**Written problem**
Copy the data below word for word, beginning at the line with "Segment this phone" and continuing through the line with "staticText: 3 h 33 m xyxy=(20,325,96,348)", both included.

Stored records
* Begin *
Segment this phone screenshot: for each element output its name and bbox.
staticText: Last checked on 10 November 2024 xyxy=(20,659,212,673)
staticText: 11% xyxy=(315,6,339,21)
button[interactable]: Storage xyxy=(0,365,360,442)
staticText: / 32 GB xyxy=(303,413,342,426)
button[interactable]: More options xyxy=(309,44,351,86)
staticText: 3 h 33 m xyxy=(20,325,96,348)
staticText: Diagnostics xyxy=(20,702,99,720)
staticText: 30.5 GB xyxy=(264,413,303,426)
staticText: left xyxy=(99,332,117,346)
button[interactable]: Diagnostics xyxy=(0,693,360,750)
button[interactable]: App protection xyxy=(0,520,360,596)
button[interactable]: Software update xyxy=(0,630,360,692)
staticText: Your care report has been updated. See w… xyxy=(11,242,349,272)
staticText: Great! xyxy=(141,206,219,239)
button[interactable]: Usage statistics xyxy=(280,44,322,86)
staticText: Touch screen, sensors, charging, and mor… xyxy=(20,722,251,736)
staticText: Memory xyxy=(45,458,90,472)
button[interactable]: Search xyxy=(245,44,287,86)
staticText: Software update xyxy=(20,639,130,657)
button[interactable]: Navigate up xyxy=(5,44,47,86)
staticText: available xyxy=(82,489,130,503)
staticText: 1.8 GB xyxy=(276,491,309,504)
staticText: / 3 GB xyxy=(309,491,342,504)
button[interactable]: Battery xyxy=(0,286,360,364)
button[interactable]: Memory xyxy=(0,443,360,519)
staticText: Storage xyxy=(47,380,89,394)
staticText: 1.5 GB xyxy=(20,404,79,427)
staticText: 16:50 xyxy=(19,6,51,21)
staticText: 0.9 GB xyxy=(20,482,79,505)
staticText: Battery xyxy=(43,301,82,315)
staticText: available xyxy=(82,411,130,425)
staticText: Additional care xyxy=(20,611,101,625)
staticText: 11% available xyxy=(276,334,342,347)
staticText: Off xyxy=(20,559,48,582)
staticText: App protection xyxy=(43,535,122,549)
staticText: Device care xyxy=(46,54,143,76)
* End *
* Begin *
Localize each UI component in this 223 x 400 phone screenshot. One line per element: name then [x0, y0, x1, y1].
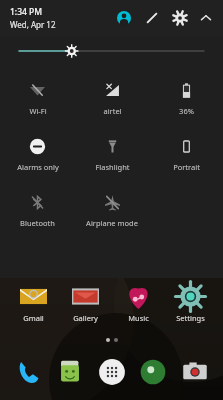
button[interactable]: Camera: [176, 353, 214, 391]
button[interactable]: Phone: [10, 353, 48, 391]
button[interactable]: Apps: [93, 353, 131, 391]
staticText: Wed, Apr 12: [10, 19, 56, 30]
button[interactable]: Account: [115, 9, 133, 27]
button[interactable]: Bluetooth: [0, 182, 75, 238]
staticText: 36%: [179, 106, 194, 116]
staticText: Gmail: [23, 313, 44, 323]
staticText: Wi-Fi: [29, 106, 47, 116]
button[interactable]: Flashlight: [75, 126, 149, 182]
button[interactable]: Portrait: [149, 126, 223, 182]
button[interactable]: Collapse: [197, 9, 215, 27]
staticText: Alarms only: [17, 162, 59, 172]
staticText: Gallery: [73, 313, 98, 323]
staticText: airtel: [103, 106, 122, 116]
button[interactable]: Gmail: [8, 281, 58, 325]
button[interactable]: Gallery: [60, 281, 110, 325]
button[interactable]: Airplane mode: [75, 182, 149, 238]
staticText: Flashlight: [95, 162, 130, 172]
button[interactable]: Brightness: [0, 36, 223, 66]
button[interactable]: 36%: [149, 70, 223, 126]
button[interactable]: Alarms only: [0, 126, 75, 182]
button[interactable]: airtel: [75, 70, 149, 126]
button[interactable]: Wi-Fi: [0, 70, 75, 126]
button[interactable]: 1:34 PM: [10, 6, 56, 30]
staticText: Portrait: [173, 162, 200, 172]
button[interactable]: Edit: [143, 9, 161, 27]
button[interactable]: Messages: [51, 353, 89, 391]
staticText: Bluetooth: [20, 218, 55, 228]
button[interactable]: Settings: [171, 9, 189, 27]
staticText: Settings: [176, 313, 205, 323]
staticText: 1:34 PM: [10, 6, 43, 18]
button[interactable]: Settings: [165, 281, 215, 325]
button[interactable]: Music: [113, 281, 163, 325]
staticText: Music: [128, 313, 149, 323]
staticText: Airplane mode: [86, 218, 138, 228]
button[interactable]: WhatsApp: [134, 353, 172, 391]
* End *
**Complete response**
Segment this phone screenshot: for each element output its name and bbox.
staticText: Last checked on 10 November 2024 xyxy=(20,659,212,673)
staticText: 11% xyxy=(315,6,339,21)
button[interactable]: Storage xyxy=(0,365,360,442)
staticText: / 32 GB xyxy=(303,413,342,426)
button[interactable]: More options xyxy=(309,44,351,86)
staticText: 3 h 33 m xyxy=(20,325,96,348)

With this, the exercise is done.